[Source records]
——

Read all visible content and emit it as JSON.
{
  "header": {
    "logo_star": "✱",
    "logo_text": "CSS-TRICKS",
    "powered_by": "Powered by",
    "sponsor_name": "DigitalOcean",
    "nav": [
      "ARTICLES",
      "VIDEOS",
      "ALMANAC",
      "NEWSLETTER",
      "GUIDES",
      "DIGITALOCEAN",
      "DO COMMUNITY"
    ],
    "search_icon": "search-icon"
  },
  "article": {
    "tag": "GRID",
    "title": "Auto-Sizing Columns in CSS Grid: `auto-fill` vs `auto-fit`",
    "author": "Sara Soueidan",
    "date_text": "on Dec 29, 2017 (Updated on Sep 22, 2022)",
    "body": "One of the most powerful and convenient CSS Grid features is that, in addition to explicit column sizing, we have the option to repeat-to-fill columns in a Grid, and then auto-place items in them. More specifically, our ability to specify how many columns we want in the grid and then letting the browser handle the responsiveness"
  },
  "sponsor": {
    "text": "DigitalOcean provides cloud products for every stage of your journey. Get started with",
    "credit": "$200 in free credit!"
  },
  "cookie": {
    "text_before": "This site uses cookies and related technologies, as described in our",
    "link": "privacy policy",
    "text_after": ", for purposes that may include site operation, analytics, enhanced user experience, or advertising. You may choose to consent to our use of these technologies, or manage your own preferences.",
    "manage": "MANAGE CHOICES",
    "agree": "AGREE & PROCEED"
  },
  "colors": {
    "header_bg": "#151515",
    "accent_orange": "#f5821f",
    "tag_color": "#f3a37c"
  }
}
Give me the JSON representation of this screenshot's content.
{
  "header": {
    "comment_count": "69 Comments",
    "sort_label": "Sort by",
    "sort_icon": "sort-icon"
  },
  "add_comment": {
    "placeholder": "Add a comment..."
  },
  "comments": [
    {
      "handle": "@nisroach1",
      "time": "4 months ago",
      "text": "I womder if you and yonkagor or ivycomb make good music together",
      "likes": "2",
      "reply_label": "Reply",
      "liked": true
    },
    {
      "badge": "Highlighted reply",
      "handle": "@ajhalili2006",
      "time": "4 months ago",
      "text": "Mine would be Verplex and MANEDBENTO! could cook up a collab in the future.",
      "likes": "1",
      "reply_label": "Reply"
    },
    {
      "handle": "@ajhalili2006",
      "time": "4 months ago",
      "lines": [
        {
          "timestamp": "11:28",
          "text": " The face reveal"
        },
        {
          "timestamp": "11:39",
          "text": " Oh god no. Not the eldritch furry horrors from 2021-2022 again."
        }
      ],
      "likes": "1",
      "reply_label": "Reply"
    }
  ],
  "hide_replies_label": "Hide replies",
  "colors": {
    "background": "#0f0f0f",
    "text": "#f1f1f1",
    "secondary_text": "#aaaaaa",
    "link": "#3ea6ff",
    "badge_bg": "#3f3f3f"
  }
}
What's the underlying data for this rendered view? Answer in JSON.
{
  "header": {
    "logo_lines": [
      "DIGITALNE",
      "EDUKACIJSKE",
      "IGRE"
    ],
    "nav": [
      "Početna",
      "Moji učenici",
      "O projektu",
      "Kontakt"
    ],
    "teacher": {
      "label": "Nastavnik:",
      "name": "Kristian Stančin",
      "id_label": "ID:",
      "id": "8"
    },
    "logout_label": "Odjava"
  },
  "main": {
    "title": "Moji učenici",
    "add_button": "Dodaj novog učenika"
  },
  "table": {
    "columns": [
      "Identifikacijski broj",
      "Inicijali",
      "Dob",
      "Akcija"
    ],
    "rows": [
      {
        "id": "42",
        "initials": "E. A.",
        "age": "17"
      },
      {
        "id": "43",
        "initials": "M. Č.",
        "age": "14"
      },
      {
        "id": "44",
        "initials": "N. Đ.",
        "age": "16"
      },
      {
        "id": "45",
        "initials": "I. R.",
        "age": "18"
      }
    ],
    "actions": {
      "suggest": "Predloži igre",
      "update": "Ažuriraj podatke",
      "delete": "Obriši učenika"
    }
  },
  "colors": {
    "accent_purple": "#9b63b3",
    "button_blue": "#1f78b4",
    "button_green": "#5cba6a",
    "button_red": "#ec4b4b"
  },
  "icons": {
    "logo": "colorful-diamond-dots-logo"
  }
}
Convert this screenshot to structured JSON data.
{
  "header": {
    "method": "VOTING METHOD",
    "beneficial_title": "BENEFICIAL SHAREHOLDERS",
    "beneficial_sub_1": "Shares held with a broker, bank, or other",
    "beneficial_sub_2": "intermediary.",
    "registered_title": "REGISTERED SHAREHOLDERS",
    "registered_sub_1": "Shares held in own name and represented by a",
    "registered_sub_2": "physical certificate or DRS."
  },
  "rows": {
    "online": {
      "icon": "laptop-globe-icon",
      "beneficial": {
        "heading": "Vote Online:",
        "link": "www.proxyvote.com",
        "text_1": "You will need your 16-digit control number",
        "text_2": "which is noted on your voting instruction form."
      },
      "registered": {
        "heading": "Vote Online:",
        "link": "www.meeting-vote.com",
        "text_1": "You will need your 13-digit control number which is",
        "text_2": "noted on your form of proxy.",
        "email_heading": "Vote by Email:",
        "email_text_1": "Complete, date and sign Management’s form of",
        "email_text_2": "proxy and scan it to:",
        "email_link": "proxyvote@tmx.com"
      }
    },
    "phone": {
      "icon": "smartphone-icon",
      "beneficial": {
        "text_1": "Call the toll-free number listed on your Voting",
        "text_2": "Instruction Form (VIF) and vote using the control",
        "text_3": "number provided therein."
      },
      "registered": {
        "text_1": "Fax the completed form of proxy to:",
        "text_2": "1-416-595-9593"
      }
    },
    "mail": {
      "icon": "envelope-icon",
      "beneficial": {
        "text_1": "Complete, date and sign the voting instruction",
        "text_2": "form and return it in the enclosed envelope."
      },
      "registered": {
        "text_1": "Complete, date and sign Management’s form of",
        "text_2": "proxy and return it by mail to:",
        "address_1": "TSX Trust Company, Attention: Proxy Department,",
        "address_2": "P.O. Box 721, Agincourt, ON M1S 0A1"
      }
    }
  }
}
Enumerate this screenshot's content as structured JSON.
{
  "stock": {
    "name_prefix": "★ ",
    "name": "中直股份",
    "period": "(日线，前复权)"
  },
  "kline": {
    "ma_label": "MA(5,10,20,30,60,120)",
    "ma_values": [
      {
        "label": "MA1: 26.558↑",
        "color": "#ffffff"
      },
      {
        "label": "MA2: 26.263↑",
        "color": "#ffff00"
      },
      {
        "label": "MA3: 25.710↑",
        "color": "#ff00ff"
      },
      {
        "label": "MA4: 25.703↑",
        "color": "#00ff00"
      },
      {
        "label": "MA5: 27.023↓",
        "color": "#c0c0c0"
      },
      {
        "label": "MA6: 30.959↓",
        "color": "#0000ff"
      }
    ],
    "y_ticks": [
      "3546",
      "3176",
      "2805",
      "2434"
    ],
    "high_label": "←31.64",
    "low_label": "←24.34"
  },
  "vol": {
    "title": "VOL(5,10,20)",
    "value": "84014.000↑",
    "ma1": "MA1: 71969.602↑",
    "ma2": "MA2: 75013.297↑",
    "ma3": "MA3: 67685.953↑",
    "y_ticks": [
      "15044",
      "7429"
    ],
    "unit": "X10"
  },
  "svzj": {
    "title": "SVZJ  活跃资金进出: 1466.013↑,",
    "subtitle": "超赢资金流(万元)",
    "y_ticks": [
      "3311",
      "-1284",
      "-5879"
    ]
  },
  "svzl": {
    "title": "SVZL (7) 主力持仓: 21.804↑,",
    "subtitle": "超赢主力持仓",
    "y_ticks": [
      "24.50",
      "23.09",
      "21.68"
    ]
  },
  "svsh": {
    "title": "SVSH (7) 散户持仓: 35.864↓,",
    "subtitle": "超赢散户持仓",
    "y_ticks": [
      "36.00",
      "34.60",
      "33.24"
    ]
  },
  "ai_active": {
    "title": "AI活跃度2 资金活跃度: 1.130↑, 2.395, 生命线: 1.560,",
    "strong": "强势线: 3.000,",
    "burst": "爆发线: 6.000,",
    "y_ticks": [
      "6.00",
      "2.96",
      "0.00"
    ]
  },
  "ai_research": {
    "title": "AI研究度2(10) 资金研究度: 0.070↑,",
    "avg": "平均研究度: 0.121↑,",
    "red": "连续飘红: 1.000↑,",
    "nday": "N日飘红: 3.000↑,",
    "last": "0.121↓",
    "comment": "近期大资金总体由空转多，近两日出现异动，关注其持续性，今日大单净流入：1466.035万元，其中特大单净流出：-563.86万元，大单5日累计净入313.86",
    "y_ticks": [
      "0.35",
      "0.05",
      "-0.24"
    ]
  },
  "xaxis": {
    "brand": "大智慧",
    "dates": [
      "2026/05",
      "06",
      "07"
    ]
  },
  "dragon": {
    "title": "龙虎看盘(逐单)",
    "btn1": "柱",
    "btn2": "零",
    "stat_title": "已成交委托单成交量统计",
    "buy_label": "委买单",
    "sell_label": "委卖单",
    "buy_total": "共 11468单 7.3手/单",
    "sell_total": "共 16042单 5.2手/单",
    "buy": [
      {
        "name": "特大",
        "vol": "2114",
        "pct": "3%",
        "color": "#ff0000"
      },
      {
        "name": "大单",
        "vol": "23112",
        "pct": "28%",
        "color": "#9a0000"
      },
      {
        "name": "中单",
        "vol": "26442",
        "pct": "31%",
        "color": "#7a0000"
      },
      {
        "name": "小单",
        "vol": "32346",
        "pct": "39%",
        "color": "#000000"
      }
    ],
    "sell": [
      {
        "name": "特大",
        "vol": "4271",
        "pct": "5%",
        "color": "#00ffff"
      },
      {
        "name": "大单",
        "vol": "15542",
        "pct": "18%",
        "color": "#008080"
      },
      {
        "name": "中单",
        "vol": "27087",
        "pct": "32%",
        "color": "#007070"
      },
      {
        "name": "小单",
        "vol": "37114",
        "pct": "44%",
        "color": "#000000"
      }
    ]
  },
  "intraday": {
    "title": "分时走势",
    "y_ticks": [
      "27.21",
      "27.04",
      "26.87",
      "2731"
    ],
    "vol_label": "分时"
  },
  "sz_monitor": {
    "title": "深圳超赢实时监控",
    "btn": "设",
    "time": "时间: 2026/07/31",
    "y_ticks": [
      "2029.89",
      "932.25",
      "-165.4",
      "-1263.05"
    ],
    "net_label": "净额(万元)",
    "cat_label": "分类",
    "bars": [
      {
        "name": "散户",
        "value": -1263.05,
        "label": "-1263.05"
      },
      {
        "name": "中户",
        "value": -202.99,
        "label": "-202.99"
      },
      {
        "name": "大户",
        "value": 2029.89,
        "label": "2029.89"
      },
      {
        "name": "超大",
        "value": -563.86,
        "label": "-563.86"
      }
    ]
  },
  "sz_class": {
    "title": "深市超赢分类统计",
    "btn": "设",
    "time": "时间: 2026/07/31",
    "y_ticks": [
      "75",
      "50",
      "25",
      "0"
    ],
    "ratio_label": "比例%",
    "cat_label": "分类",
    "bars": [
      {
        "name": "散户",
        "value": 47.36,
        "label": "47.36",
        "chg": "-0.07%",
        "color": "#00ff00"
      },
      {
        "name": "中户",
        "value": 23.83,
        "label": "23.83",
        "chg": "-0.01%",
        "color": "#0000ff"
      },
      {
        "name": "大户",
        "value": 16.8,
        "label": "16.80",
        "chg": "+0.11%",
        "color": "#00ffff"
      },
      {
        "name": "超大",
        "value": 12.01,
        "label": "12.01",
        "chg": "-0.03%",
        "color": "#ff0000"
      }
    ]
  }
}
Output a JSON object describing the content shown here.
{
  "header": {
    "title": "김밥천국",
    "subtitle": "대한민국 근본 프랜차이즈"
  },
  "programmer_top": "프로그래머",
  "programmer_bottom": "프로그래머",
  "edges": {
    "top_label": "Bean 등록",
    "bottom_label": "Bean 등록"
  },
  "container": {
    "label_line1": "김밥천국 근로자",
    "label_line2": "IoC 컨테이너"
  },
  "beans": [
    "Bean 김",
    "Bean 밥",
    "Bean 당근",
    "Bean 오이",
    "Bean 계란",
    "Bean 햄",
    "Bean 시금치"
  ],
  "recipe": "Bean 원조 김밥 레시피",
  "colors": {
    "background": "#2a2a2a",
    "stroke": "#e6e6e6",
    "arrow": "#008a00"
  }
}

——

- GIVEN REQUEST -
Where does the word "need" appear in the listing? List each line that holds it.

- SOLUTION TO THIS TASK -
        "text_1": "You will need your 16-digit control number",
        "text_1": "You will need your 13-digit control number which is",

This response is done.